Exercise objective ▸ Check each line of the records for "fields"; collect those that have it.

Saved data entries
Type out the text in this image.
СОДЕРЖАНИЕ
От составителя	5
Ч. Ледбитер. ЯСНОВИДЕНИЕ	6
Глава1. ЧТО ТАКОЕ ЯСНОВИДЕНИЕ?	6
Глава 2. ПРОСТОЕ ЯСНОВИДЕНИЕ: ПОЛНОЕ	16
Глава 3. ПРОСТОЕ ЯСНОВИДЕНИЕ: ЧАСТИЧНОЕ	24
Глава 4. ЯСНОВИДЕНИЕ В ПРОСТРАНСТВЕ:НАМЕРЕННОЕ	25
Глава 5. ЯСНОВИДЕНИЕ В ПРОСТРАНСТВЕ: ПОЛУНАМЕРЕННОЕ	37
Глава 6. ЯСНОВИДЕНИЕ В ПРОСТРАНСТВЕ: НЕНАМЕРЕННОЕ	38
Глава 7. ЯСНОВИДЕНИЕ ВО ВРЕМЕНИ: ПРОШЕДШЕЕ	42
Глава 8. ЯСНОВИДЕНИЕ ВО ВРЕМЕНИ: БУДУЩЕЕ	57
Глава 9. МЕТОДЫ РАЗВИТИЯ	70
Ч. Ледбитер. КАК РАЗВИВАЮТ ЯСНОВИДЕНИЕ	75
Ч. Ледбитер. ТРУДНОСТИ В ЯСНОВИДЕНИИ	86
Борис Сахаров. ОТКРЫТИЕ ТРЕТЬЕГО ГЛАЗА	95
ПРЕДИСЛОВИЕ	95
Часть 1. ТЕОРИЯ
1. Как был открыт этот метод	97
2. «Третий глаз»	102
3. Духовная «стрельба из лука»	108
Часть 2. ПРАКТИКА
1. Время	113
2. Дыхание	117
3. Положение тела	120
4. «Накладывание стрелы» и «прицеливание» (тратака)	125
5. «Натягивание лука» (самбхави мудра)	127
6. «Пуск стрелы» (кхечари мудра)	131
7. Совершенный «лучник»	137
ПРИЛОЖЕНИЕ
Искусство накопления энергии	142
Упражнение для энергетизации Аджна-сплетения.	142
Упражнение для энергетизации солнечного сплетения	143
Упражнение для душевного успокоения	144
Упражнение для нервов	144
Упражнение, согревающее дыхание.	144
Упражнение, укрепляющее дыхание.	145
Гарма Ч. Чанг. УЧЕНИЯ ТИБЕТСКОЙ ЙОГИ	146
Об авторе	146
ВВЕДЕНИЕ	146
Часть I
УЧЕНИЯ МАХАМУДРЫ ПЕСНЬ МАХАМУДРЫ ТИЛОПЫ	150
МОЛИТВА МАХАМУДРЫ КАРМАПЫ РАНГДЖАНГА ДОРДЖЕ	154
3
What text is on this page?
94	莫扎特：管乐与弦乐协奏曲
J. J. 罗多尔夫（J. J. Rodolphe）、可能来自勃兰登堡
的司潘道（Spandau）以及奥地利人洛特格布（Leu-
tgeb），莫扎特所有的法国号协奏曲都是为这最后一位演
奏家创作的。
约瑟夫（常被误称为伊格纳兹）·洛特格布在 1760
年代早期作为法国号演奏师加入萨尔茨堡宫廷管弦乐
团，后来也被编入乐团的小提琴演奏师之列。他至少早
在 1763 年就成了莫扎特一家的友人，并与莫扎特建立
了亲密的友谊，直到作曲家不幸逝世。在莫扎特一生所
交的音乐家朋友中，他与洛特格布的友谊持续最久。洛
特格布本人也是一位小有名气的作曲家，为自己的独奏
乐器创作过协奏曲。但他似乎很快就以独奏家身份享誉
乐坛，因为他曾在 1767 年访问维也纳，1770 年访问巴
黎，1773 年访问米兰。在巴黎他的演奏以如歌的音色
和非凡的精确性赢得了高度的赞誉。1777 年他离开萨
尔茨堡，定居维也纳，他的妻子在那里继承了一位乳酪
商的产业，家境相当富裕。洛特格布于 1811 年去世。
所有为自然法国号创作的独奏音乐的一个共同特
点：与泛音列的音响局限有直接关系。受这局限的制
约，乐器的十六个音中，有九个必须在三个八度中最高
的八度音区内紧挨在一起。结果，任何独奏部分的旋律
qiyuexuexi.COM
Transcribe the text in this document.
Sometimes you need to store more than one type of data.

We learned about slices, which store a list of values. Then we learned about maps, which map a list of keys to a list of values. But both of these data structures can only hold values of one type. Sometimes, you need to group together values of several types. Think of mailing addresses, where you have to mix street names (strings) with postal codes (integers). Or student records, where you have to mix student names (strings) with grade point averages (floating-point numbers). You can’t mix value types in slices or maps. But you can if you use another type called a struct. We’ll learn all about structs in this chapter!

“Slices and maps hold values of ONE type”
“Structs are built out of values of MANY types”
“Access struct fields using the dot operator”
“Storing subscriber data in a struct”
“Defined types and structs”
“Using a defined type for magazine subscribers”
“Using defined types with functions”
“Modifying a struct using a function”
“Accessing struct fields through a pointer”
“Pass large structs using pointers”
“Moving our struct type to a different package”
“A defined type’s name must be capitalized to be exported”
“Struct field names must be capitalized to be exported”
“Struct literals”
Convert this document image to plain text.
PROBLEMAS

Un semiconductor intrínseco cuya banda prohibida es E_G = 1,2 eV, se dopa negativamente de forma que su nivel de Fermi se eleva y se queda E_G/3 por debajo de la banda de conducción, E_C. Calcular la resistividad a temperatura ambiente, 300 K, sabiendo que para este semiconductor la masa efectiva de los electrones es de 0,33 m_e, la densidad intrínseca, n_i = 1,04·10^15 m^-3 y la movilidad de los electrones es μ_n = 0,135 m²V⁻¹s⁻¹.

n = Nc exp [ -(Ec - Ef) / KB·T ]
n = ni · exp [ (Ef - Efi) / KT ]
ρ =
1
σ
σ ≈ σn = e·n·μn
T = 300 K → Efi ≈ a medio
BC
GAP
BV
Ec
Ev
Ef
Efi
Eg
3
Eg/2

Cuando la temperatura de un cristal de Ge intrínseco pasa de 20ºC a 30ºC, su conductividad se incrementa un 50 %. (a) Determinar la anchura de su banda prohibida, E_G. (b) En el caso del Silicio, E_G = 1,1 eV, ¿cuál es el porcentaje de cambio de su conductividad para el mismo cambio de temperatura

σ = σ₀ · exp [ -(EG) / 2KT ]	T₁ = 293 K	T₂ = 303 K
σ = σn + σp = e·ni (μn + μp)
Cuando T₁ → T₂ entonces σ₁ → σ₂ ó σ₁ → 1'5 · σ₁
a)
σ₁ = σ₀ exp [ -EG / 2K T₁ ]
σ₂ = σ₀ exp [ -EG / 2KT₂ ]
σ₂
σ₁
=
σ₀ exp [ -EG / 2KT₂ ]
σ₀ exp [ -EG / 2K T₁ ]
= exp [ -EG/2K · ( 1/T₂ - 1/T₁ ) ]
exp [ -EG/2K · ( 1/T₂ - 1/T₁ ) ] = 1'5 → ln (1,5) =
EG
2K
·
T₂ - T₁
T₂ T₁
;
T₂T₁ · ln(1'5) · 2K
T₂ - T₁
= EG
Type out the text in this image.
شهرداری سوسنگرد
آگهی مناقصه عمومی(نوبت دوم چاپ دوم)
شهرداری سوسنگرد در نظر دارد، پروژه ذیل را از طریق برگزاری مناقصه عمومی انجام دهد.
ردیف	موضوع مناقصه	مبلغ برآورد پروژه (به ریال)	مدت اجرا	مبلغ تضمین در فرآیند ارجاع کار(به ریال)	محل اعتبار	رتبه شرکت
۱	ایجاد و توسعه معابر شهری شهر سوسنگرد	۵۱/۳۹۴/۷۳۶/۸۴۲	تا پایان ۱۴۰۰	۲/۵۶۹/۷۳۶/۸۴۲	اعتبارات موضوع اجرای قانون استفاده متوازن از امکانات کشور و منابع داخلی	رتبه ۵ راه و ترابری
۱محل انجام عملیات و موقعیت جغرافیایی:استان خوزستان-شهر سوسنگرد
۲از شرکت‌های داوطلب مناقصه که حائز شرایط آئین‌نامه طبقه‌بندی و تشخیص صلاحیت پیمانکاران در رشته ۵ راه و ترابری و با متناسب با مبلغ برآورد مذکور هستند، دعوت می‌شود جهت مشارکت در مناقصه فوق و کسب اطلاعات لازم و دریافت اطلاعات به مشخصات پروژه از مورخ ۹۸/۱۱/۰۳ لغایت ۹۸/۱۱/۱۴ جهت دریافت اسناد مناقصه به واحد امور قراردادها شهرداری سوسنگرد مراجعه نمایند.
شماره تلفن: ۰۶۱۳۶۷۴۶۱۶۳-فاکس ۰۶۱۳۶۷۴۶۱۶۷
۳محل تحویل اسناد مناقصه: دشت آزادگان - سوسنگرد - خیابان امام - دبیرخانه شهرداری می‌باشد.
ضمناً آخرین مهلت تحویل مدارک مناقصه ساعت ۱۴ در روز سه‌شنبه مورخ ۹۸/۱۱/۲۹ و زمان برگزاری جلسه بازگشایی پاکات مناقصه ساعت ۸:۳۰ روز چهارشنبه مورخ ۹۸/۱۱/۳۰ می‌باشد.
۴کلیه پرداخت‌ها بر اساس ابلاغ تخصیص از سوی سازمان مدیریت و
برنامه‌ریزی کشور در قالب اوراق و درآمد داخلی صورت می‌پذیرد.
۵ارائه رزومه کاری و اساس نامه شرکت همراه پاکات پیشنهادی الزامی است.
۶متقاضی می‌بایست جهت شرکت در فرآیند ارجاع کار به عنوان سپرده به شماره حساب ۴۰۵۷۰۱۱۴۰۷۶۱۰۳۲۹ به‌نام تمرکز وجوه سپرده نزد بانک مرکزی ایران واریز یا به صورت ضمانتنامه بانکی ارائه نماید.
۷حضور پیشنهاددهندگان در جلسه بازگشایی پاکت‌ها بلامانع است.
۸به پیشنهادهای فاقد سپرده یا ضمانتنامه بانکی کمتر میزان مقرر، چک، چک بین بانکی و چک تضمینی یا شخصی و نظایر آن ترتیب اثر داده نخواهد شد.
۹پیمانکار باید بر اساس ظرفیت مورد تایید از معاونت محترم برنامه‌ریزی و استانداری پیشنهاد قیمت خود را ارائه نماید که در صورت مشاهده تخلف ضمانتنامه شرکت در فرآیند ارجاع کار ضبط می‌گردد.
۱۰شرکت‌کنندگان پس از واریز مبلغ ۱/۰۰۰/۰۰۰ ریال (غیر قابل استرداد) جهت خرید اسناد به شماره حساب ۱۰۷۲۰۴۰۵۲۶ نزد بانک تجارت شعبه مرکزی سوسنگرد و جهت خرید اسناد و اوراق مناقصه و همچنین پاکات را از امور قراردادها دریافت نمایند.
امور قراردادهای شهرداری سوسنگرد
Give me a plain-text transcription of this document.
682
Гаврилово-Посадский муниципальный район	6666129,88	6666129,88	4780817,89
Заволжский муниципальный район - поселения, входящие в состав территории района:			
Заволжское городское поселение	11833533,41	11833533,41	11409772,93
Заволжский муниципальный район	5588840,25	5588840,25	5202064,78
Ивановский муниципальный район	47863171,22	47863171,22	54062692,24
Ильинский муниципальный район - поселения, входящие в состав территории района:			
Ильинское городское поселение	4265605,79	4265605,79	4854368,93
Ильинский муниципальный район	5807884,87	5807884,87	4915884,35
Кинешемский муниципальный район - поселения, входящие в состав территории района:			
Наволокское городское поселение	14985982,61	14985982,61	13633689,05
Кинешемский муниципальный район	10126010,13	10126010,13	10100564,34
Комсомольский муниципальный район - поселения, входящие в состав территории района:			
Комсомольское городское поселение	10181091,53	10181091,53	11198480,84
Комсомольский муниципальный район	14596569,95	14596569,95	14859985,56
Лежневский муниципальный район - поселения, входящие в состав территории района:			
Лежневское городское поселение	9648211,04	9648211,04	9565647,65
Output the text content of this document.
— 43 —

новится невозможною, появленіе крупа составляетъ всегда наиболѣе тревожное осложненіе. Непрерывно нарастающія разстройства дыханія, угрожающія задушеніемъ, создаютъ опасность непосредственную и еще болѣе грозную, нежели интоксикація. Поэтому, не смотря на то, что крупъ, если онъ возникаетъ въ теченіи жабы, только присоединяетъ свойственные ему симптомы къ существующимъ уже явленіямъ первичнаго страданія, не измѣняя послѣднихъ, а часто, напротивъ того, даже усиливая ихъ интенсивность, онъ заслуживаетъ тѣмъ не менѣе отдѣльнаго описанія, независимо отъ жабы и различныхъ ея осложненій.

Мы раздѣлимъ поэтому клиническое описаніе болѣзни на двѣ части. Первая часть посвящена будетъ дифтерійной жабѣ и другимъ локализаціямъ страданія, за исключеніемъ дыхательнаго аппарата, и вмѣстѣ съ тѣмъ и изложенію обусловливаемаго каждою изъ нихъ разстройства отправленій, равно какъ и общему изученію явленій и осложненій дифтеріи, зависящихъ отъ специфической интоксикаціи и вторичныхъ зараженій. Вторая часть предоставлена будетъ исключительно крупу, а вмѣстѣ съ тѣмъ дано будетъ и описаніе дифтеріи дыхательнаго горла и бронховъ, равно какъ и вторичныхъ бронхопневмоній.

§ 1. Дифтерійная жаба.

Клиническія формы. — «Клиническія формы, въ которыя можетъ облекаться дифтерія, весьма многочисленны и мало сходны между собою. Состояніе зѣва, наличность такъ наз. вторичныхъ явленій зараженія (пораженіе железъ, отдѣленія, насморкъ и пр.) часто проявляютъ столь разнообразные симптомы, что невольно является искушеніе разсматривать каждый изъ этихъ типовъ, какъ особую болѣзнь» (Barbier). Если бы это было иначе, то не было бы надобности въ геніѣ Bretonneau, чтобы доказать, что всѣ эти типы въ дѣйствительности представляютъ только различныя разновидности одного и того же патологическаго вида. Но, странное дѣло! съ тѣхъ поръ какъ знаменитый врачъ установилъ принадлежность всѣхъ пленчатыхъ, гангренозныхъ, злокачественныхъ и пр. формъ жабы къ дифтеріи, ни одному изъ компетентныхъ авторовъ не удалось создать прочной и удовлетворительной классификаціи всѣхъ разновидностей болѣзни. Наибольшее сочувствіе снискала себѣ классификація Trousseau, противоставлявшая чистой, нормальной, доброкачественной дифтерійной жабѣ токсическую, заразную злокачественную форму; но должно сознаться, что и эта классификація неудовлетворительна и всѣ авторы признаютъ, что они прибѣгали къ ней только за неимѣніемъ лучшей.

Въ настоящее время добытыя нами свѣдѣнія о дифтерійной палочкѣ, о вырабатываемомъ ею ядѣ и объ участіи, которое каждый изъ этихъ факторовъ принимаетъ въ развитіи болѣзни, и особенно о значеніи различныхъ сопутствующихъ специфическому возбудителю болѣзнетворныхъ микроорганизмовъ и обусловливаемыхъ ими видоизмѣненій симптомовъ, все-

Result of the task ▸
“Access struct fields using the dot operator”
“Accessing struct fields through a pointer”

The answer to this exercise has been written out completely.